= WORK TO DO =
How many lines of these entries include the string "Panels"? State the number alone.
• • •
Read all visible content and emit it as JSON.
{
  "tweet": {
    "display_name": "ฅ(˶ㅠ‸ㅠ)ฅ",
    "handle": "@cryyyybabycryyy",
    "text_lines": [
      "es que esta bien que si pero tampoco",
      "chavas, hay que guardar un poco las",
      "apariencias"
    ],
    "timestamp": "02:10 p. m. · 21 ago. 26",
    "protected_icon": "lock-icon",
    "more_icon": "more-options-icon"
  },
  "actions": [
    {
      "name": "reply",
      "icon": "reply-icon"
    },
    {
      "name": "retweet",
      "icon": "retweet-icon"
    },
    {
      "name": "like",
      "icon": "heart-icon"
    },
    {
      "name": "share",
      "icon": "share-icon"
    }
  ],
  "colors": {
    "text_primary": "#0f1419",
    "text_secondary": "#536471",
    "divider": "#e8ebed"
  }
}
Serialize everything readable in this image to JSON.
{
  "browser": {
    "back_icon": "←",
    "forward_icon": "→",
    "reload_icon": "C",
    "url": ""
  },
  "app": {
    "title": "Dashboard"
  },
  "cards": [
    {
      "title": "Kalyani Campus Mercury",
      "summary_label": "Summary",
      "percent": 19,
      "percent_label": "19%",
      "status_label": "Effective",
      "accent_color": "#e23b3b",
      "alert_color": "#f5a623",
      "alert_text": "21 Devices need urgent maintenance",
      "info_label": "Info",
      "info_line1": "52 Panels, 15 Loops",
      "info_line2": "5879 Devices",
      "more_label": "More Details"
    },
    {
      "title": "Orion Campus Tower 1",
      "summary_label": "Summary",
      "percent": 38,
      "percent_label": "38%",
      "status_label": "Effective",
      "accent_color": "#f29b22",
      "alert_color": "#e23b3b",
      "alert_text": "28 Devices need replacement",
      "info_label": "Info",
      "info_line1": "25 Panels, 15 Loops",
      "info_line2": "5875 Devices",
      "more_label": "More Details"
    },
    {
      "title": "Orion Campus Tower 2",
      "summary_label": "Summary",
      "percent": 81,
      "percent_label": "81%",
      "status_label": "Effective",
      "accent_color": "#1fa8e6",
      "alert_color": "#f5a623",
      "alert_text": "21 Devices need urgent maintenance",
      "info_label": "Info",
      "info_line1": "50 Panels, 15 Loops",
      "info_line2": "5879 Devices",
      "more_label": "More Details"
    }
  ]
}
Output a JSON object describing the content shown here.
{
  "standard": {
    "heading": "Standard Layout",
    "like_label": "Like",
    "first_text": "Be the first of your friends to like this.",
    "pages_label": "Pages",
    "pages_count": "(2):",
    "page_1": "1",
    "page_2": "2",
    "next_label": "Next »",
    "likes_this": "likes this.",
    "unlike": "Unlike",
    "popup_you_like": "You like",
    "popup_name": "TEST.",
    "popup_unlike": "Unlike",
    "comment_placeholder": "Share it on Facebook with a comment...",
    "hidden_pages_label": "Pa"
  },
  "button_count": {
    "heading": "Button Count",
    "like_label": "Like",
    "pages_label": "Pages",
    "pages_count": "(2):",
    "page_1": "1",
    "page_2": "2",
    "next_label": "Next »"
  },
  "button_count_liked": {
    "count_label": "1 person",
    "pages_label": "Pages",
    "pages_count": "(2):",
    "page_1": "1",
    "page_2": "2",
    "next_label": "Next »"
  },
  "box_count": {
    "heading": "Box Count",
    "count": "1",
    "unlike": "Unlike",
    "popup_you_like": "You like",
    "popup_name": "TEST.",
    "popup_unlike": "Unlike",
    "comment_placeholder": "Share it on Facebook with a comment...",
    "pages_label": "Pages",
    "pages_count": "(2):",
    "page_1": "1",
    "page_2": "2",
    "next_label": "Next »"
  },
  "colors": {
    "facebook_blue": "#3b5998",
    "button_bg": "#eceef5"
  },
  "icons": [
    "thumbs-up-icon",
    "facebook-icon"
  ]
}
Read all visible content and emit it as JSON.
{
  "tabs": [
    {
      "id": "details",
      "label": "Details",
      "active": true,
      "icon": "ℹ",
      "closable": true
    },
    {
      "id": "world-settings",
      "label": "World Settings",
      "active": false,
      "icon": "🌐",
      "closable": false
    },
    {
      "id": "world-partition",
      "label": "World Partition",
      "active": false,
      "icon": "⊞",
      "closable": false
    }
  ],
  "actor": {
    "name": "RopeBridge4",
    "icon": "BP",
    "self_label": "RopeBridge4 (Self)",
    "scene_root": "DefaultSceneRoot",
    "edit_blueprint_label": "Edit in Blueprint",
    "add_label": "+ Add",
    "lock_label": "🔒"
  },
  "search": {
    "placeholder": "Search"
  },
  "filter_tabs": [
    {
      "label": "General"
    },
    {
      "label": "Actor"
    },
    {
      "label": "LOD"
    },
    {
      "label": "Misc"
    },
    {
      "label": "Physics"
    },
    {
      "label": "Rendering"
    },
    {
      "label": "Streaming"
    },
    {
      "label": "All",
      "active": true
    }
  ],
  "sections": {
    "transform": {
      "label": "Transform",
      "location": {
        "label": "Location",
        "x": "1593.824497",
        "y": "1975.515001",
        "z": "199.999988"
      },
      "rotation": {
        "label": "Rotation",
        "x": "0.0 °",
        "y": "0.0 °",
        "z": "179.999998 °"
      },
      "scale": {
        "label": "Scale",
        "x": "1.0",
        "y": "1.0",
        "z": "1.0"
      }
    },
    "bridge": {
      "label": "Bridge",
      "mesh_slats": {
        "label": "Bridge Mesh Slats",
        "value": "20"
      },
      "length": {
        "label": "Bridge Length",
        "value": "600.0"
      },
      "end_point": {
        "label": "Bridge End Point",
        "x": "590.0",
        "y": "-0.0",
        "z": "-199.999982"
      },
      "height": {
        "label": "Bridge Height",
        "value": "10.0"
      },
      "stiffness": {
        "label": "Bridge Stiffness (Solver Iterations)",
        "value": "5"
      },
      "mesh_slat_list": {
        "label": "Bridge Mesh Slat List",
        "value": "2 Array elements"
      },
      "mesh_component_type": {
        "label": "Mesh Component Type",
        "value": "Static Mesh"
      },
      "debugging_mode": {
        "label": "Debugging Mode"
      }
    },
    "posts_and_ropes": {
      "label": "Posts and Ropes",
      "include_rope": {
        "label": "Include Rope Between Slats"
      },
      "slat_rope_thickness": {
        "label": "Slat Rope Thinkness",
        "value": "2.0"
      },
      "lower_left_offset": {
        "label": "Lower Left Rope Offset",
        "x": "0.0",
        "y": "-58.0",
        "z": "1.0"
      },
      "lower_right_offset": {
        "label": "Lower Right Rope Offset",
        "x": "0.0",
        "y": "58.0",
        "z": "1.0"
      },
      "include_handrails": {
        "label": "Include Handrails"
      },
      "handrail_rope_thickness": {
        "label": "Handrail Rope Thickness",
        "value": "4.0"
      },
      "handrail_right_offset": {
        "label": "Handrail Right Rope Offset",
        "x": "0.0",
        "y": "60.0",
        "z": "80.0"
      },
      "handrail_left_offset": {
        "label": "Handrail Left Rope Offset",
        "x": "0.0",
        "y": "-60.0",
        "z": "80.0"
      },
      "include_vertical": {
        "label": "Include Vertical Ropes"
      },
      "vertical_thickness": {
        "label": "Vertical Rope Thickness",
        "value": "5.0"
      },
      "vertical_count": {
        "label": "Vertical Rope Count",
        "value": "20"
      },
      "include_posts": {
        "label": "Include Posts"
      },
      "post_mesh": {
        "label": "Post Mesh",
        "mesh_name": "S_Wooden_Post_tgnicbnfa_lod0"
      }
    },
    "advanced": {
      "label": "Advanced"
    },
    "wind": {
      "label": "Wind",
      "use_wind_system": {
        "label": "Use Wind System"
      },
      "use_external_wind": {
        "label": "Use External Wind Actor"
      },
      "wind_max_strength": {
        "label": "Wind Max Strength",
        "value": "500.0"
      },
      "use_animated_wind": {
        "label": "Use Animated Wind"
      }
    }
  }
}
• • •
= THE RESPONSE =
3